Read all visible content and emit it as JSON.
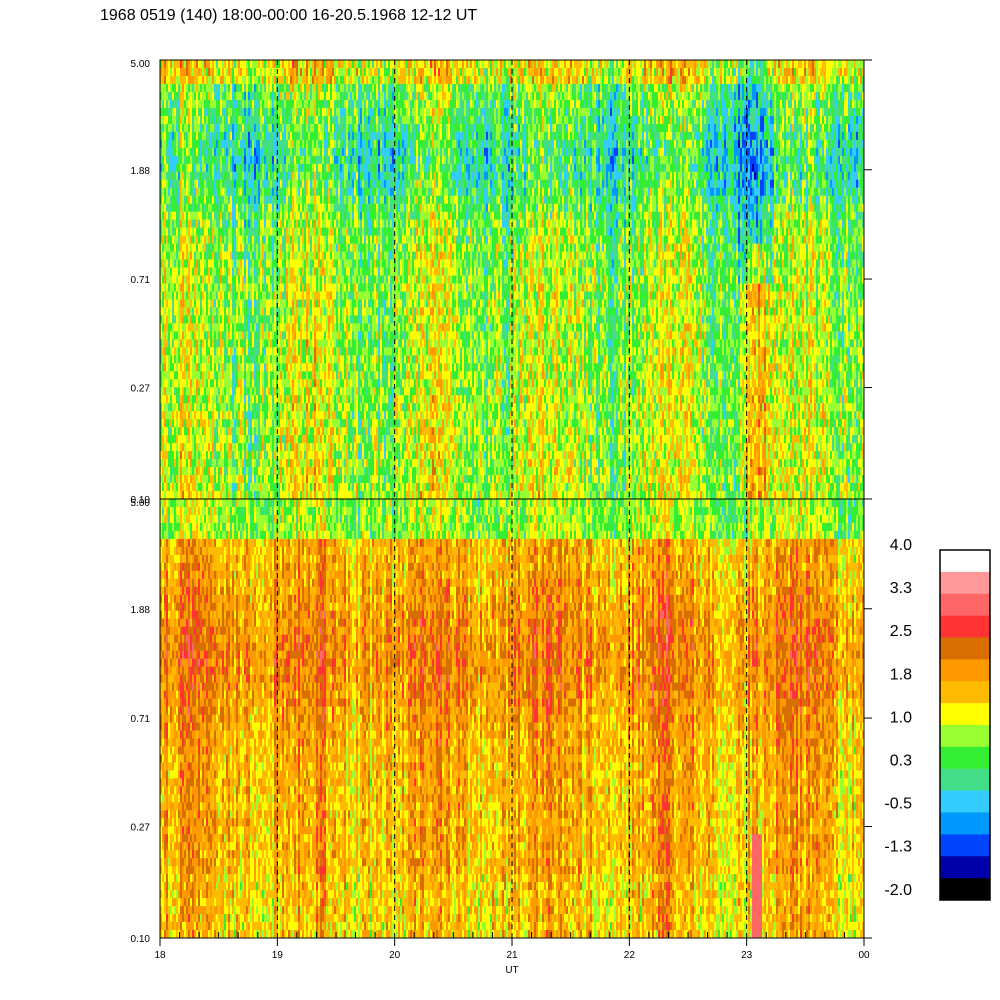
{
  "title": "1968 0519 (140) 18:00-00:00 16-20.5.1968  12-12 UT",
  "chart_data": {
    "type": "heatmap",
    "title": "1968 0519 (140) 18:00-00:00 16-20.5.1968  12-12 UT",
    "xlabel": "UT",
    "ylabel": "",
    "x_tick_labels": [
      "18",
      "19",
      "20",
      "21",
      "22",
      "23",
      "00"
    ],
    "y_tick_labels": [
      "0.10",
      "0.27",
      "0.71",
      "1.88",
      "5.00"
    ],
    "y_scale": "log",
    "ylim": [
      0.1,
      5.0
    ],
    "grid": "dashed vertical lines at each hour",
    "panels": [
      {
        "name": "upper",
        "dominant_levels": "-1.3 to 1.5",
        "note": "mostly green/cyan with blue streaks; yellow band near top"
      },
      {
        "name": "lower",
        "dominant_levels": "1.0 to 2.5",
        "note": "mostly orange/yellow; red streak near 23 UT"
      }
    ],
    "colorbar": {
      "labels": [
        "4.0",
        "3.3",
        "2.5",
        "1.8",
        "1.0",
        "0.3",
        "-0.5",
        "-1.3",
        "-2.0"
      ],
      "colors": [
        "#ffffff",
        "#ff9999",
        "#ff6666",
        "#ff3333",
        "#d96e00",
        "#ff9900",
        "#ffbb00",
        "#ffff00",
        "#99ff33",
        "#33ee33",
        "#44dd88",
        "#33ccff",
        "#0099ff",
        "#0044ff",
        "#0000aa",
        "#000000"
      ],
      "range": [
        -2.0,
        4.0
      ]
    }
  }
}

****************************************

Your instructions: Search the entries for the word "note" and gather every line where it appears.

Exercise response:
        "note": "mostly green/cyan with blue streaks; yellow band near top"
        "note": "mostly orange/yellow; red streak near 23 UT"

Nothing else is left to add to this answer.